| Pedido 1 |
Repita o trecho do texto sobre a Constituição do Iraque de "Curitiba – A" a "o mapa iraquiano.".
| Pedido 2 |
Atualize as entradas desde a primeira linha até a linha com "order-item-price: 14.00 [425, 289, 486, 316]", ambas incluídas, substituindo "Sweetbreads" por "Molejas" e mantendo todo o resto igual. Devolva apenas essas linhas.

| Trecho do documento |
%%

Um roteiro para o Iraque

Curitiba – A Constituição que a população iraquiana deve votar em 15 de outubro será um roteiro para o país, que tenta se reestruturar politicamente há 13 meses. Apesar de o Parlamento adiar há uma semana a apresentação do texto final da carta, as discussões estão adiantadas. Os legisladores já teriam definido a maior parte das regras sobre como o governo do Iraque vai funcionar. Se a proposta for aceita pela população no referendo de outubro, passará a determinar as relações de poder e inclusive o mapa iraquiano.

O país foi invadido pelos Estados Unidos em março de 2003, e o processo de devolução do governo aos iraquianos começou em junho de 2004. No entanto, até que a Constituição entre em vigor, os líderes xiitas, sunitas e curdos vão continuar disputando o domínio sobre cada região, principalmente as mais ricas em petróleo – o sul e o norte.

Além disso, os Estados Unidos, que chegaram a sugerir uma Constituição pronta aos legisladores, fazem pressão para que as leis não sejam pautadas pelo Islã. O governo provisório – dominado pelos xiitas, que tinham que aceitar o comando sunita na ditadura de Saddam Hussein – estaria disposto a adotar uma Carta laica. No entanto, o papel dos líderes de cada grupo étnico-religioso ainda divide as comunidades. Segundo os especialistas, a discussão sobre a divisão do poder em Kirkut, por exemplo, teria sido apenas adiada por um acordo que dividiu a cidade em regiões na última semana.

As diferenças étnicas e religiosas são o centro da discórdia no Iraque, afirma o doutor em Ciência Política e especialista em Segurança Internacional Gunther Rudzit, da Universidade de São Paulo (USP). "Para os xiitas, a religião tem um papel importante. Sunitas e curdos discordam", explica. Ele diz acreditar que, apesar das divergências, os xiitas vão acabar cedendo, até porque os radicais iraquianos já conviveram com um governo que não seguia à risca as lições religiosas na época de Saddam.

%%

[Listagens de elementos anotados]

%%

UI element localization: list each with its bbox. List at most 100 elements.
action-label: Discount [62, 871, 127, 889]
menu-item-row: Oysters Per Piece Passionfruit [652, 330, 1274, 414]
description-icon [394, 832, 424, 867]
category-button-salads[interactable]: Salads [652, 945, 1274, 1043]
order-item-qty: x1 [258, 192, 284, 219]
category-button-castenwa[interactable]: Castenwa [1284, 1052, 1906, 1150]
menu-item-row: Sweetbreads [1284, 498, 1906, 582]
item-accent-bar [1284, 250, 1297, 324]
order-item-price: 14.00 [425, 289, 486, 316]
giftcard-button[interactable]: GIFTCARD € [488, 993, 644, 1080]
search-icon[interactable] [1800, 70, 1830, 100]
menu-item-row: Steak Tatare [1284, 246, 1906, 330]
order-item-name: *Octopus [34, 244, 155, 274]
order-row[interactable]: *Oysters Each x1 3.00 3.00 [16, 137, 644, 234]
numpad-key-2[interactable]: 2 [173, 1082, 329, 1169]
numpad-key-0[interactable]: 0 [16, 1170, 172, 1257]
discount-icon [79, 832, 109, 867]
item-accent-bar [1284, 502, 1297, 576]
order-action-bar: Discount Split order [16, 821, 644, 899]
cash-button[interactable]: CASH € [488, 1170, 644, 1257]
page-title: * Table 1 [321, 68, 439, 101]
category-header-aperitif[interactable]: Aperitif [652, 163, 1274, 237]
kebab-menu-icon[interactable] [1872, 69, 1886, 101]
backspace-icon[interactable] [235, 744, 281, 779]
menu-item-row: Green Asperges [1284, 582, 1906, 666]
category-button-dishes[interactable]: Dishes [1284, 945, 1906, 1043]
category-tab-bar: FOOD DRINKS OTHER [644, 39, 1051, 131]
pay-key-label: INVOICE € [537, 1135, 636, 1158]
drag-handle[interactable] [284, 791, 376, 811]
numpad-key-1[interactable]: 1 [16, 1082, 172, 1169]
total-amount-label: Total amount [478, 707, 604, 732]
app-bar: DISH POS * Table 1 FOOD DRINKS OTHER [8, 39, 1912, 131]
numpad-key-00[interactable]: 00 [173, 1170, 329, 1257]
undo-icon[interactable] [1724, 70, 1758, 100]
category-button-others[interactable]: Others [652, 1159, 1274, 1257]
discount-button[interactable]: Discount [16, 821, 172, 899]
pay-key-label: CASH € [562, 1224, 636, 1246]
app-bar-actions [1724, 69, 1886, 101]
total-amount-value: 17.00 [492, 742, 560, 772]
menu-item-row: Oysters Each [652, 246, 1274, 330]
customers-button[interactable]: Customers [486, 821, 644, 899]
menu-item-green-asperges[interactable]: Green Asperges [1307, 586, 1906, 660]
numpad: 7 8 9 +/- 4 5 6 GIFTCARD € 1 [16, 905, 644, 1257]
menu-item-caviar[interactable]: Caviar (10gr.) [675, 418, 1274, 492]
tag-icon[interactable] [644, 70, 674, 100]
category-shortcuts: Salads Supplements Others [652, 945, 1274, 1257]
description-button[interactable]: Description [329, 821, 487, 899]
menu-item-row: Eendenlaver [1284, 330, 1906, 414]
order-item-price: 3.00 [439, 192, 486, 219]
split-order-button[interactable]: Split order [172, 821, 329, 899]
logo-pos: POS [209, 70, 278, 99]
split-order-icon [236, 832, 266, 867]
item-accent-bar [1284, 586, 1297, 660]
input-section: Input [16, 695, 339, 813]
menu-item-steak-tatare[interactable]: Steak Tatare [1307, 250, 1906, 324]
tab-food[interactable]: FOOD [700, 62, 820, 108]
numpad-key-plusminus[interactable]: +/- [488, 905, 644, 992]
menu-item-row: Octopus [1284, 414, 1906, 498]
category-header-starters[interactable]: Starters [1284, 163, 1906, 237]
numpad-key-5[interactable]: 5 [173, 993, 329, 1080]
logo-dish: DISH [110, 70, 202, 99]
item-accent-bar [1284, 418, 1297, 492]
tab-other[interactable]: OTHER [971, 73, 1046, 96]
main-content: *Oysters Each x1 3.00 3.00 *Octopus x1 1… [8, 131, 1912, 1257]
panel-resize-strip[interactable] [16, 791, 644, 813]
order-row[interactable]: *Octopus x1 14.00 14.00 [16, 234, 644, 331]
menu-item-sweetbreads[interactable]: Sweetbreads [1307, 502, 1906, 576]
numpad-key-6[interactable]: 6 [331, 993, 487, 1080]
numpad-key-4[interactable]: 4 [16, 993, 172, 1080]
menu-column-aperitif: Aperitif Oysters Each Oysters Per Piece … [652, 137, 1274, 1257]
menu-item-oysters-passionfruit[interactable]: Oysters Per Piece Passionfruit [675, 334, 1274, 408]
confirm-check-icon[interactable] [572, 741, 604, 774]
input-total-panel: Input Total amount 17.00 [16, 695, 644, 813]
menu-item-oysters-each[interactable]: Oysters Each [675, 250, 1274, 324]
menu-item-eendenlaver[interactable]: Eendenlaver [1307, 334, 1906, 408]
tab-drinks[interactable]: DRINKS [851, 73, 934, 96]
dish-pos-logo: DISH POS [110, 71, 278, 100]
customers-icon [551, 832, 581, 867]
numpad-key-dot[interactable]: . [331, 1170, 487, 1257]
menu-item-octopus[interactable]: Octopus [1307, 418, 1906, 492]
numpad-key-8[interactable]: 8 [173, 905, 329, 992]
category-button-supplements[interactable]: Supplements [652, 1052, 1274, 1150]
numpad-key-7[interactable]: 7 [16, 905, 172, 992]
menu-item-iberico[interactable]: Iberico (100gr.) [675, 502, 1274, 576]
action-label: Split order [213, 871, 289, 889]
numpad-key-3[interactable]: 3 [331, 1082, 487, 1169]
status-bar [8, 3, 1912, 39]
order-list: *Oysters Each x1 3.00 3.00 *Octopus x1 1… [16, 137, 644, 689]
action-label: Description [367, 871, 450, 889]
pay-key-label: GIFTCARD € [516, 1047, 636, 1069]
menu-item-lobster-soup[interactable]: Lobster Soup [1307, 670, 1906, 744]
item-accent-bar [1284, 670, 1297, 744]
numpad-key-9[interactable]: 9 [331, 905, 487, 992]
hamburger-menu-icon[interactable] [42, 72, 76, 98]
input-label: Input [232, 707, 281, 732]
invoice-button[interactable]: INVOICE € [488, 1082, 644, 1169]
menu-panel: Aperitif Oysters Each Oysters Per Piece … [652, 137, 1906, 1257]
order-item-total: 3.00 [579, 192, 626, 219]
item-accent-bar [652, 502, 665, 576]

%%

| Resposta correta 1 |
Curitiba – A Constituição que a população iraquiana deve votar em 15 de outubro será um roteiro para o país, que tenta se reestruturar politicamente há 13 meses. Apesar de o Parlamento adiar há uma semana a apresentação do texto final da carta, as discussões estão adiantadas. Os legisladores já teriam definido a maior parte das regras sobre como o governo do Iraque vai funcionar. Se a proposta for aceita pela população no referendo de outubro, passará a determinar as relações de poder e inclusive o mapa iraquiano.

| Resposta correta 2 |
UI element localization: list each with its bbox. List at most 100 elements.
action-label: Discount [62, 871, 127, 889]
menu-item-row: Oysters Per Piece Passionfruit [652, 330, 1274, 414]
description-icon [394, 832, 424, 867]
category-button-salads[interactable]: Salads [652, 945, 1274, 1043]
order-item-qty: x1 [258, 192, 284, 219]
category-button-castenwa[interactable]: Castenwa [1284, 1052, 1906, 1150]
menu-item-row: Molejas [1284, 498, 1906, 582]
item-accent-bar [1284, 250, 1297, 324]
order-item-price: 14.00 [425, 289, 486, 316]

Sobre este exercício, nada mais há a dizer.